◆ ROWS
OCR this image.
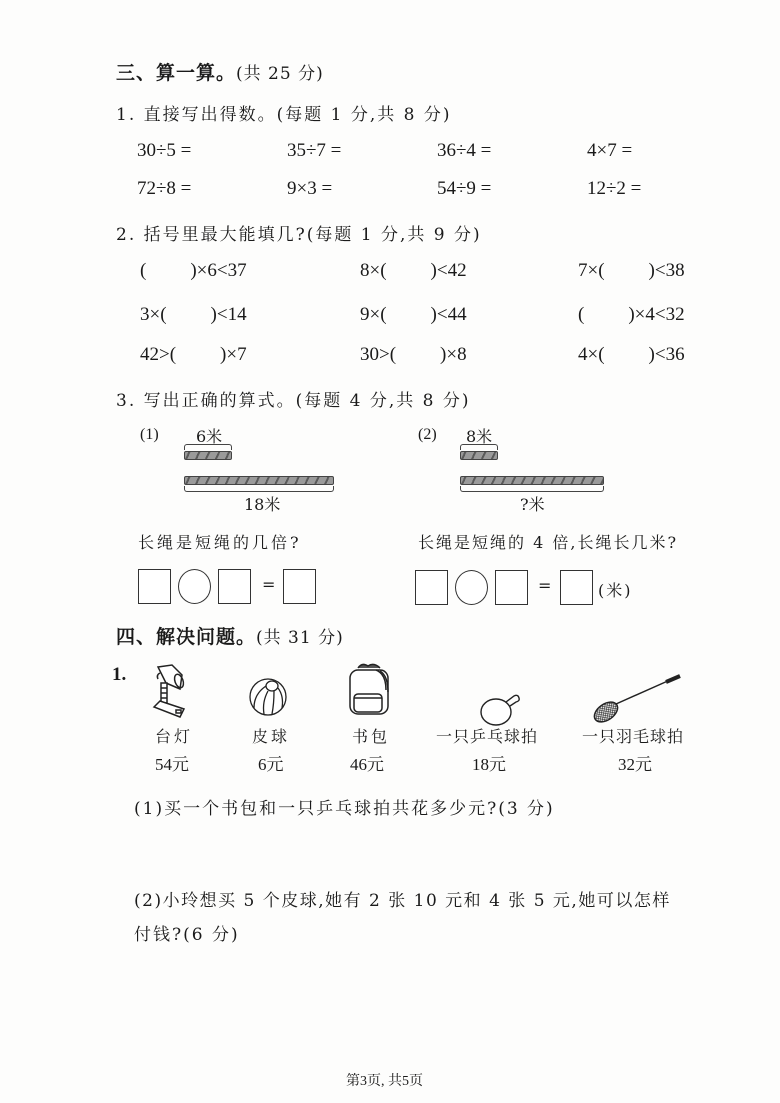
三、算一算。(共 25 分)
1. 直接写出得数。(每题 1 分,共 8 分)
30÷5 =	35÷7 =	36÷4 =	4×7 =
72÷8 =	9×3 =	54÷9 =	12÷2 =
2. 括号里最大能填几?(每题 1 分,共 9 分)
( )×6<37	8×( )<42	7×( )<38
3×( )<14	9×( )<44	( )×4<32
42>( )×7	30>( )×8	4×( )<36
3. 写出正确的算式。(每题 4 分,共 8 分)
(1) 6米
18米
(2) 8米
?米
长绳是短绳的几倍?	长绳是短绳的 4 倍,长绳长几米?
=	=	(米)
四、解决问题。(共 31 分)
1.
台灯
54元
皮球
6元
书包
46元
一只乒乓球拍
18元
一只羽毛球拍
32元
(1)买一个书包和一只乒乓球拍共花多少元?(3 分)
(2)小玲想买 5 个皮球,她有 2 张 10 元和 4 张 5 元,她可以怎样
付钱?(6 分)
第3页, 共5页
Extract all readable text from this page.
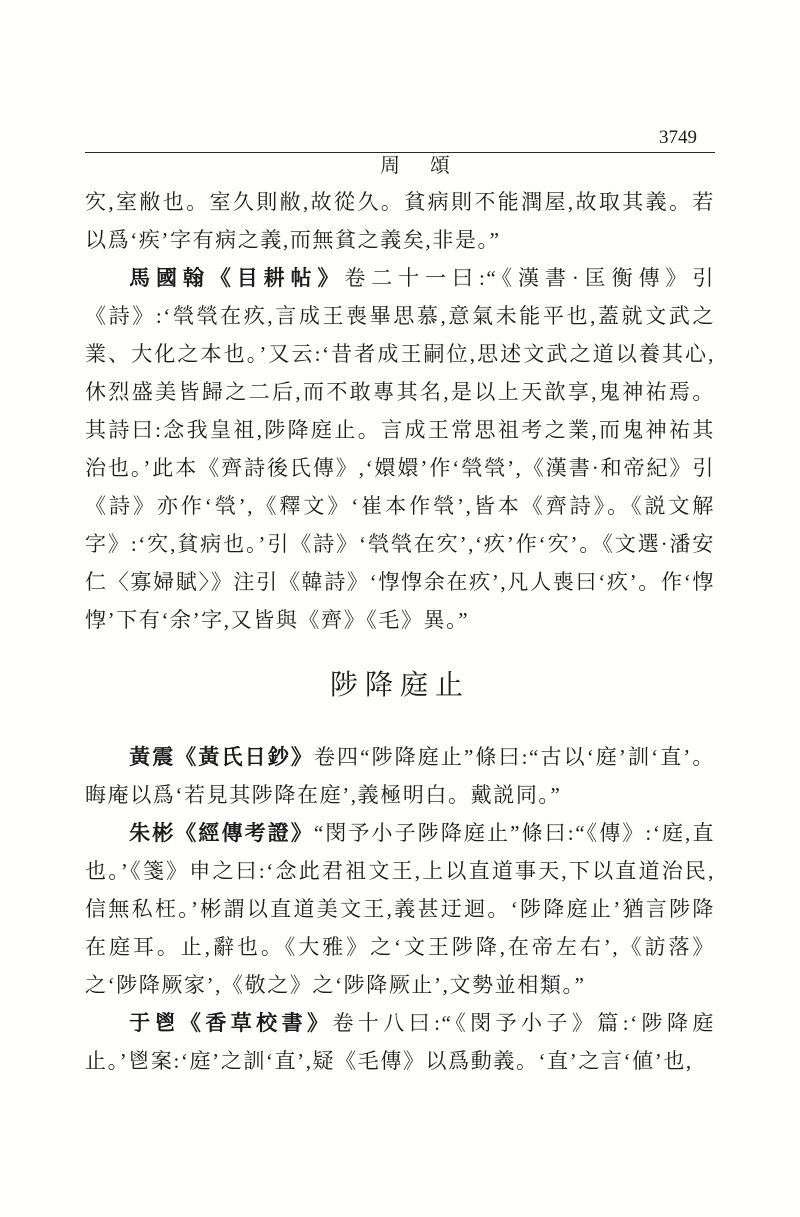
周 頌

3749

㝌,室敝也。室久則敝,故從久。貧病則不能潤屋,故取其義。若以爲‘疾’字有病之義,而無貧之義矣,非是。”

馬國翰《目耕帖》卷二十一曰:“《漢書·匡衡傳》引《詩》:‘煢煢在疚,言成王喪畢思慕,意氣未能平也,蓋就文武之業、大化之本也。’又云:‘昔者成王嗣位,思述文武之道以養其心,休烈盛美皆歸之二后,而不敢專其名,是以上天歆享,鬼神祐焉。其詩曰:念我皇祖,陟降庭止。言成王常思祖考之業,而鬼神祐其治也。’此本《齊詩後氏傳》,‘嬛嬛’作‘煢煢’,《漢書·和帝紀》引《詩》亦作‘煢’,《釋文》‘崔本作煢’,皆本《齊詩》。《説文解字》:‘㝌,貧病也。’引《詩》‘煢煢在㝌’,‘疚’作‘㝌’。《文選·潘安仁〈寡婦賦〉》注引《韓詩》‘惸惸余在疚’,凡人喪曰‘疚’。作‘惸惸’下有‘余’字,又皆與《齊》《毛》異。”

陟降庭止

黃震《黃氏日鈔》卷四“陟降庭止”條曰:“古以‘庭’訓‘直’。晦庵以爲‘若見其陟降在庭’,義極明白。戴説同。”

朱彬《經傳考證》“閔予小子陟降庭止”條曰:“《傳》:‘庭,直也。’《箋》申之曰:‘念此君祖文王,上以直道事天,下以直道治民,信無私枉。’彬謂以直道美文王,義甚迂迴。‘陟降庭止’猶言陟降在庭耳。止,辭也。《大雅》之‘文王陟降,在帝左右’,《訪落》之‘陟降厥家’,《敬之》之‘陟降厥止’,文勢並相類。”

于鬯《香草校書》卷十八曰:“《閔予小子》篇:‘陟降庭止。’鬯案:‘庭’之訓‘直’,疑《毛傳》以爲動義。‘直’之言‘値’也,
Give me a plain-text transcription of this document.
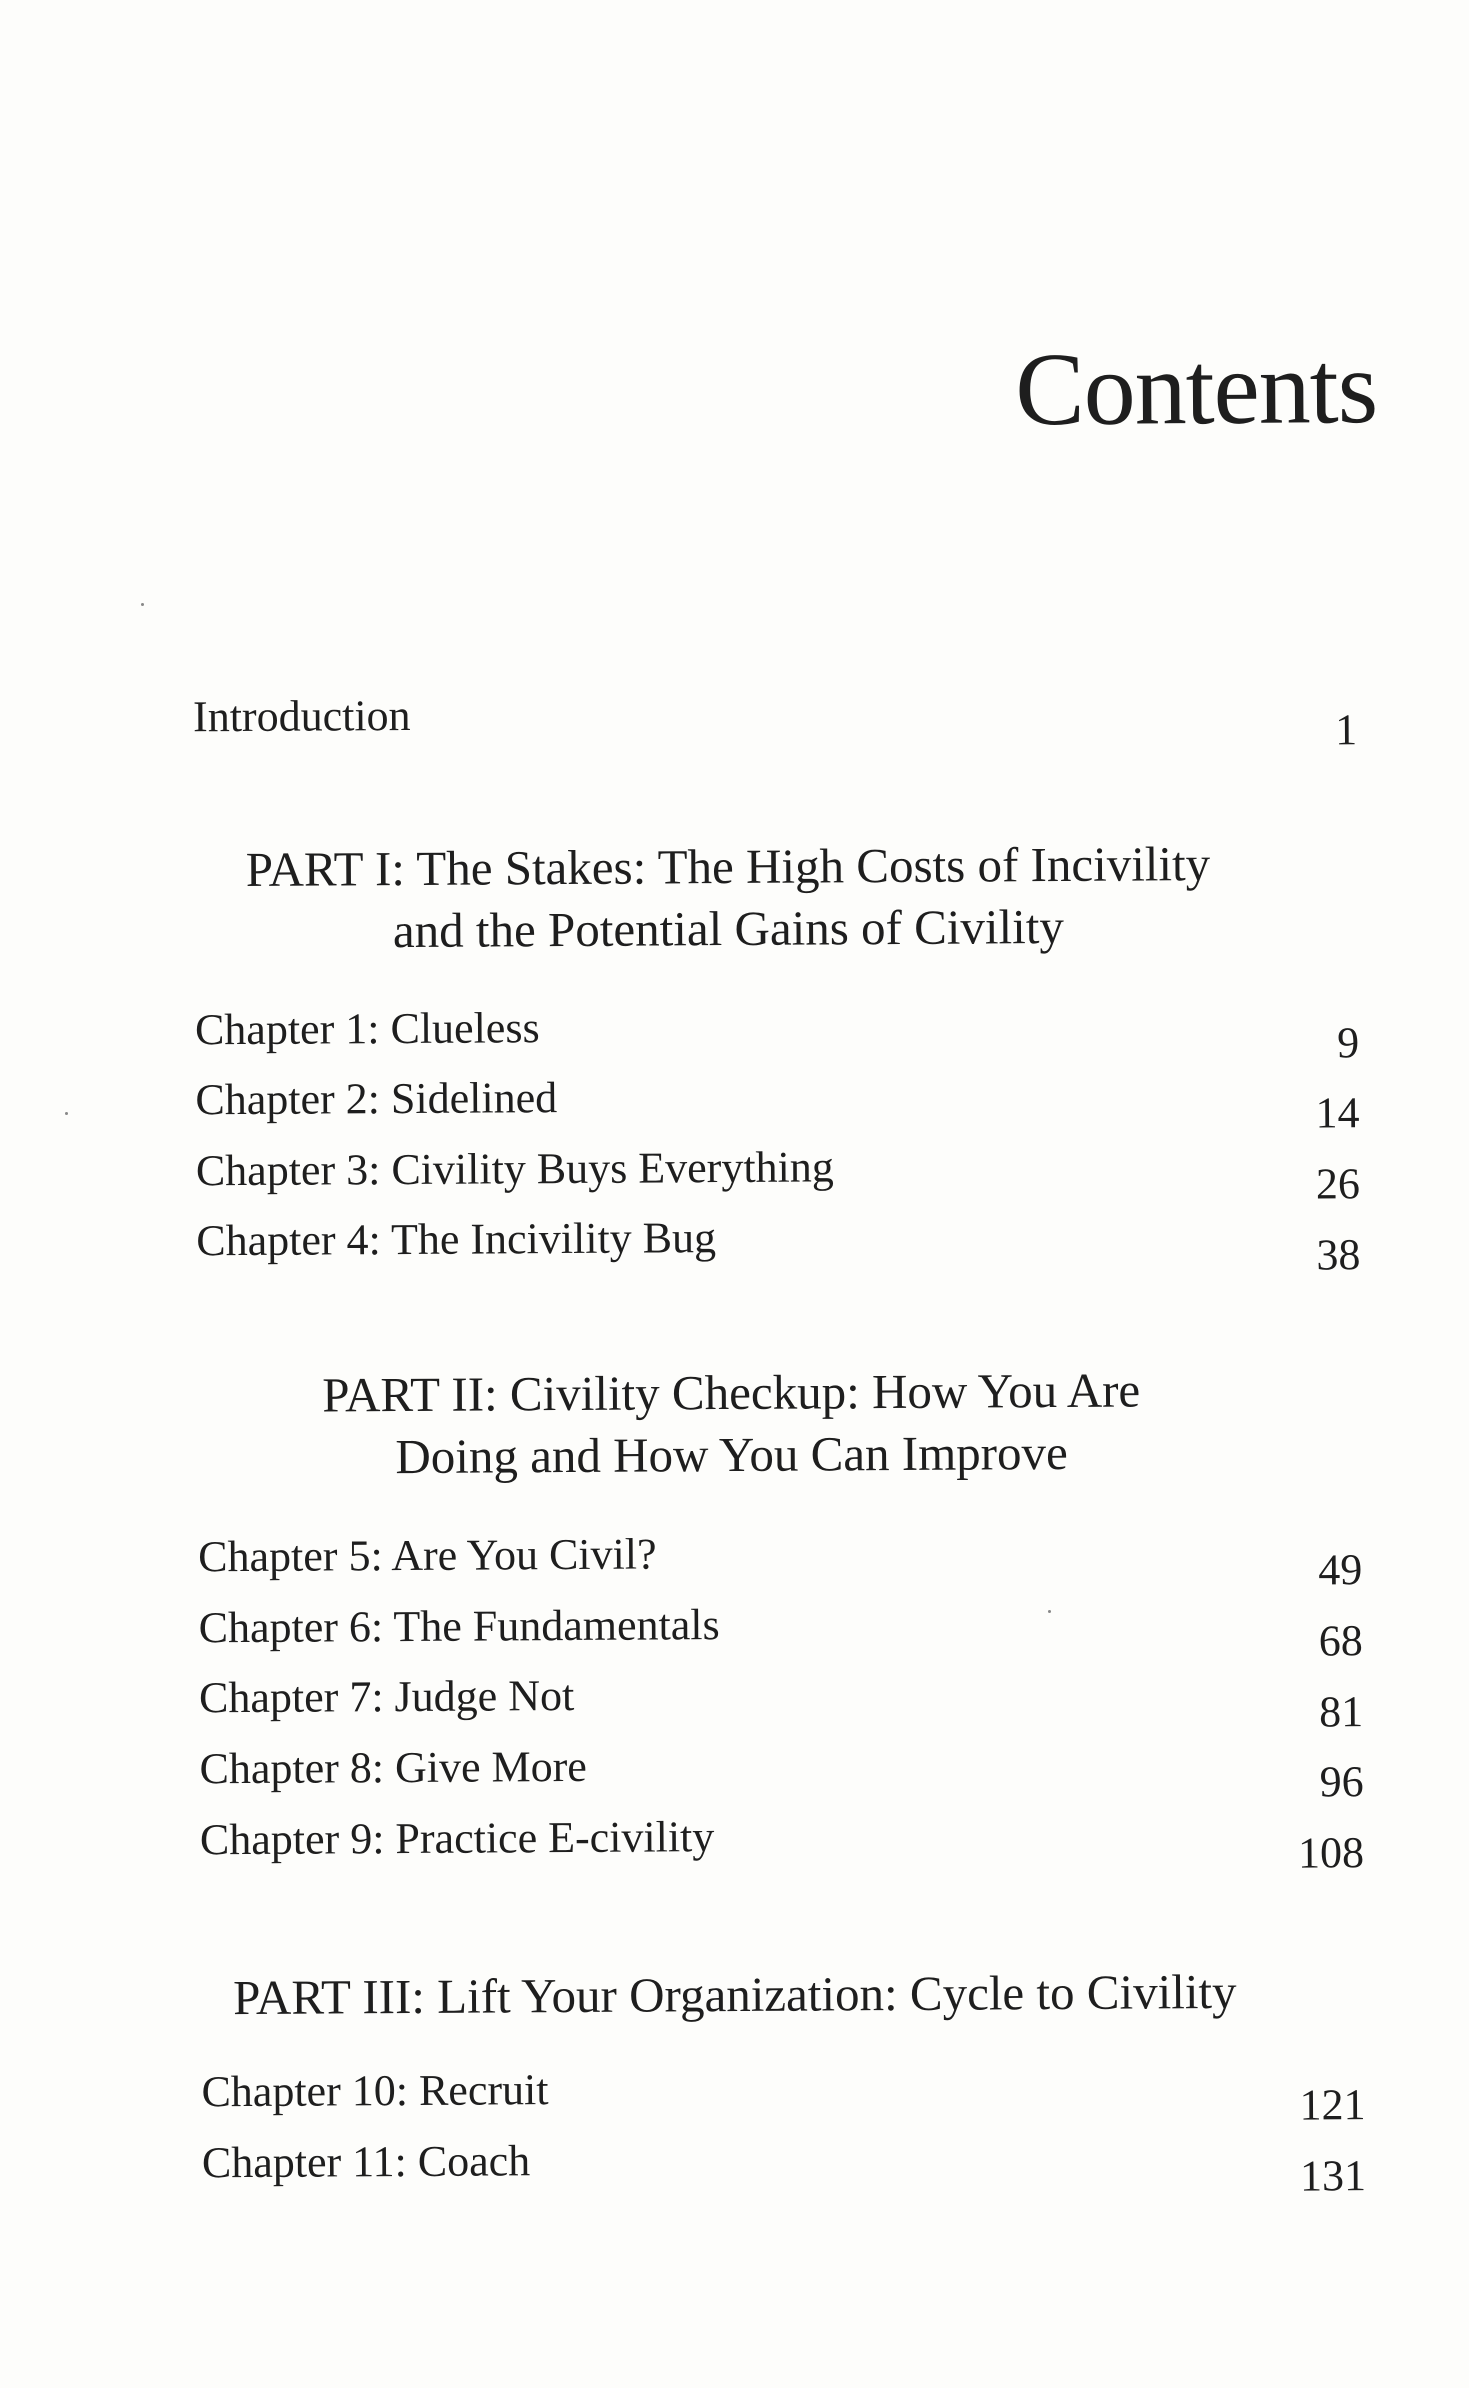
Contents
Introduction	1
PART I: The Stakes: The High Costs of Incivility
and the Potential Gains of Civility
Chapter 1: Clueless	9
Chapter 2: Sidelined	14
Chapter 3: Civility Buys Everything	26
Chapter 4: The Incivility Bug	38
PART II: Civility Checkup: How You Are
Doing and How You Can Improve
Chapter 5: Are You Civil?	49
Chapter 6: The Fundamentals	68
Chapter 7: Judge Not	81
Chapter 8: Give More	96
Chapter 9: Practice E-civility	108
PART III: Lift Your Organization: Cycle to Civility
Chapter 10: Recruit	121
Chapter 11: Coach	131
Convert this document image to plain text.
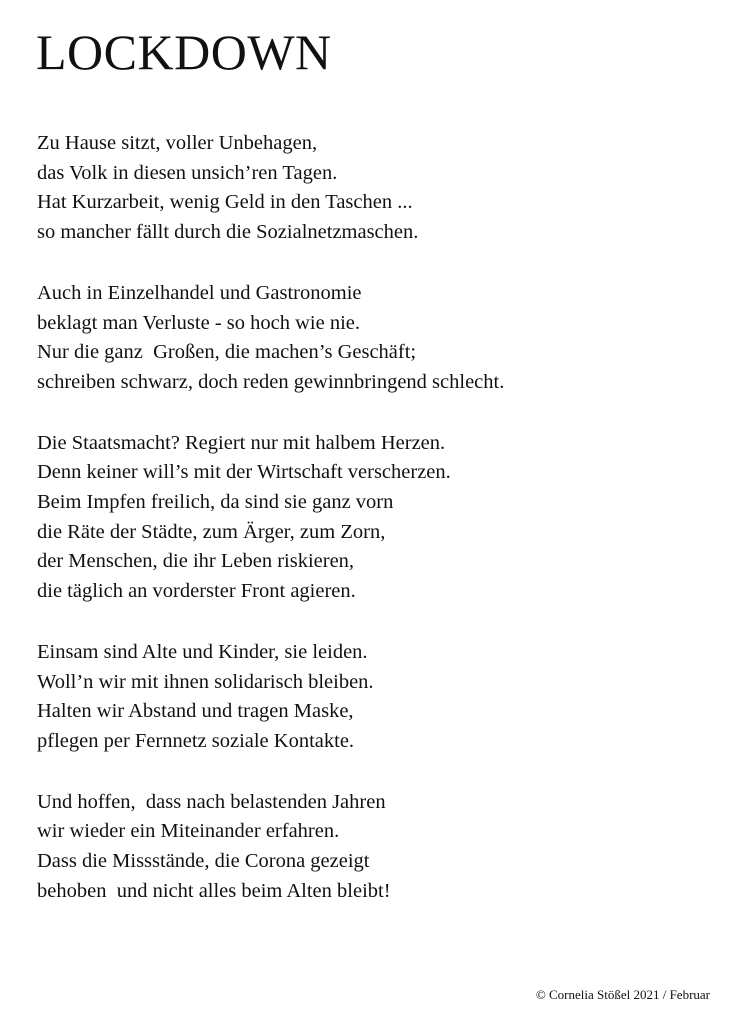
LOCKDOWN
Zu Hause sitzt, voller Unbehagen,
das Volk in diesen unsich’ren Tagen.
Hat Kurzarbeit, wenig Geld in den Taschen ...
so mancher fällt durch die Sozialnetzmaschen.
Auch in Einzelhandel und Gastronomie
beklagt man Verluste - so hoch wie nie.
Nur die ganz  Großen, die machen’s Geschäft;
schreiben schwarz, doch reden gewinnbringend schlecht.
Die Staatsmacht? Regiert nur mit halbem Herzen.
Denn keiner will’s mit der Wirtschaft verscherzen.
Beim Impfen freilich, da sind sie ganz vorn
die Räte der Städte, zum Ärger, zum Zorn,
der Menschen, die ihr Leben riskieren,
die täglich an vorderster Front agieren.
Einsam sind Alte und Kinder, sie leiden.
Woll’n wir mit ihnen solidarisch bleiben.
Halten wir Abstand und tragen Maske,
pflegen per Fernnetz soziale Kontakte.
Und hoffen,  dass nach belastenden Jahren
wir wieder ein Miteinander erfahren.
Dass die Missstände, die Corona gezeigt
behoben  und nicht alles beim Alten bleibt!
© Cornelia Stößel 2021 / Februar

◆ WHAT IS REQUIRED
From the entries above, extract each line containing "Give".

◆ RESPONSE TO THIS TASK
Give me a plain-text transcription of this document.
Chapter 8: Give More	96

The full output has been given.